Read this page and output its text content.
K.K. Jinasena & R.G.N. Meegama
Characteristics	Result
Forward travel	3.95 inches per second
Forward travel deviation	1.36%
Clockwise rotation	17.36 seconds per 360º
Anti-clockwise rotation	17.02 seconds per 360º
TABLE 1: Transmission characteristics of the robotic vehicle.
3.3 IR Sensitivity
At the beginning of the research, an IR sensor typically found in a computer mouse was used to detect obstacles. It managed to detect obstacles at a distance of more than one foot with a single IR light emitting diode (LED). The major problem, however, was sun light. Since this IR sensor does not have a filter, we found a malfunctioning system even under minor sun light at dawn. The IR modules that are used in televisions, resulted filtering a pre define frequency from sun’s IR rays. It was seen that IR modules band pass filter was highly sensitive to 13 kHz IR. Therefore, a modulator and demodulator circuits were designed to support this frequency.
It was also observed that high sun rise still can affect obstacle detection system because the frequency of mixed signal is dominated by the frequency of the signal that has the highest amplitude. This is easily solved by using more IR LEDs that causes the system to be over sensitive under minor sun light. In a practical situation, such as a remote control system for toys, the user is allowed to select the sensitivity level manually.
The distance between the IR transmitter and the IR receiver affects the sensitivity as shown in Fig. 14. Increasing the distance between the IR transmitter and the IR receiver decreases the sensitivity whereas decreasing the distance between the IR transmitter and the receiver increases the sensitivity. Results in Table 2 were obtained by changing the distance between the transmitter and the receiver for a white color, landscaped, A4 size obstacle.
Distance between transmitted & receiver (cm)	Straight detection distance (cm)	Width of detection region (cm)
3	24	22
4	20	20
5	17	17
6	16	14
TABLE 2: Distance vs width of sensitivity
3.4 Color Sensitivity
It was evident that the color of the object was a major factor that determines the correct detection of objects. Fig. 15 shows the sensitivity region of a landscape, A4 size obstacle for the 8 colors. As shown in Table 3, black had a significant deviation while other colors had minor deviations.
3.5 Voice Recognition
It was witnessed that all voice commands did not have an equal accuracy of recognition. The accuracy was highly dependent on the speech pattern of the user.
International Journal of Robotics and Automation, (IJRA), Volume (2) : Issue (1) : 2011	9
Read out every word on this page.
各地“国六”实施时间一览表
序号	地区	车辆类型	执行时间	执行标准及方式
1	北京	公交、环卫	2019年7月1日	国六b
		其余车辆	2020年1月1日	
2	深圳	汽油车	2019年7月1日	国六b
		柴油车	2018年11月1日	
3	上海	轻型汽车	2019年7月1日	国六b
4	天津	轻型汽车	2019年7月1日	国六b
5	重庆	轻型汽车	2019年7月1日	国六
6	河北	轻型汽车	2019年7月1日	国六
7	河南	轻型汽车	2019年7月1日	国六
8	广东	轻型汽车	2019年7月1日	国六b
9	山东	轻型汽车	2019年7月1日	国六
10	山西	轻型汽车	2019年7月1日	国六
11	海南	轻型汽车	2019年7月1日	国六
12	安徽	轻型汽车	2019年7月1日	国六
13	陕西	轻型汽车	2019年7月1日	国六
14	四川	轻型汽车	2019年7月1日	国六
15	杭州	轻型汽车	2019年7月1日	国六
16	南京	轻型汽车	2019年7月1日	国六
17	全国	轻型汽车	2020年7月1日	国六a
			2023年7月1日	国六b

....................

Every entry must be quoted exactly as it appears above.

Read this page and output its text content.
K.K. Jinasena & R.G.N. Meegama
Characteristics	Result
Forward travel	3.95 inches per second
Forward travel deviation	1.36%
Clockwise rotation	17.36 seconds per 360º
Anti-clockwise rotation	17.02 seconds per 360º
TABLE 1: Transmission characteristics of the robotic vehicle.
3.3 IR Sensitivity
At the beginning of the research, an IR sensor typically found in a computer mouse was used to detect obstacles. It managed to detect obstacles at a distance of more than one foot with a single IR light emitting diode (LED). The major problem, however, was sun light. Since this IR sensor does not have a filter, we found a malfunctioning system even under minor sun light at dawn. The IR modules that are used in televisions, resulted filtering a pre define frequency from sun’s IR rays. It was seen that IR modules band pass filter was highly sensitive to 13 kHz IR. Therefore, a modulator and demodulator circuits were designed to support this frequency.
It was also observed that high sun rise still can affect obstacle detection system because the frequency of mixed signal is dominated by the frequency of the signal that has the highest amplitude. This is easily solved by using more IR LEDs that causes the system to be over sensitive under minor sun light. In a practical situation, such as a remote control system for toys, the user is allowed to select the sensitivity level manually.
The distance between the IR transmitter and the IR receiver affects the sensitivity as shown in Fig. 14. Increasing the distance between the IR transmitter and the IR receiver decreases the sensitivity whereas decreasing the distance between the IR transmitter and the receiver increases the sensitivity. Results in Table 2 were obtained by changing the distance between the transmitter and the receiver for a white color, landscaped, A4 size obstacle.
Distance between transmitted & receiver (cm)	Straight detection distance (cm)	Width of detection region (cm)
3	24	22
4	20	20
5	17	17
6	16	14
TABLE 2: Distance vs width of sensitivity
3.4 Color Sensitivity
It was evident that the color of the object was a major factor that determines the correct detection of objects. Fig. 15 shows the sensitivity region of a landscape, A4 size obstacle for the 8 colors. As shown in Table 3, black had a significant deviation while other colors had minor deviations.
3.5 Voice Recognition
It was witnessed that all voice commands did not have an equal accuracy of recognition. The accuracy was highly dependent on the speech pattern of the user.
International Journal of Robotics and Automation, (IJRA), Volume (2) : Issue (1) : 2011	9
Read out every word on this page.
各地“国六”实施时间一览表
序号	地区	车辆类型	执行时间	执行标准及方式
1	北京	公交、环卫	2019年7月1日	国六b
		其余车辆	2020年1月1日	
2	深圳	汽油车	2019年7月1日	国六b
		柴油车	2018年11月1日	
3	上海	轻型汽车	2019年7月1日	国六b
4	天津	轻型汽车	2019年7月1日	国六b
5	重庆	轻型汽车	2019年7月1日	国六
6	河北	轻型汽车	2019年7月1日	国六
7	河南	轻型汽车	2019年7月1日	国六
8	广东	轻型汽车	2019年7月1日	国六b
9	山东	轻型汽车	2019年7月1日	国六
10	山西	轻型汽车	2019年7月1日	国六
11	海南	轻型汽车	2019年7月1日	国六
12	安徽	轻型汽车	2019年7月1日	国六
13	陕西	轻型汽车	2019年7月1日	国六
14	四川	轻型汽车	2019年7月1日	国六
15	杭州	轻型汽车	2019年7月1日	国六
16	南京	轻型汽车	2019年7月1日	国六
17	全国	轻型汽车	2020年7月1日	国六a
			2023年7月1日	国六b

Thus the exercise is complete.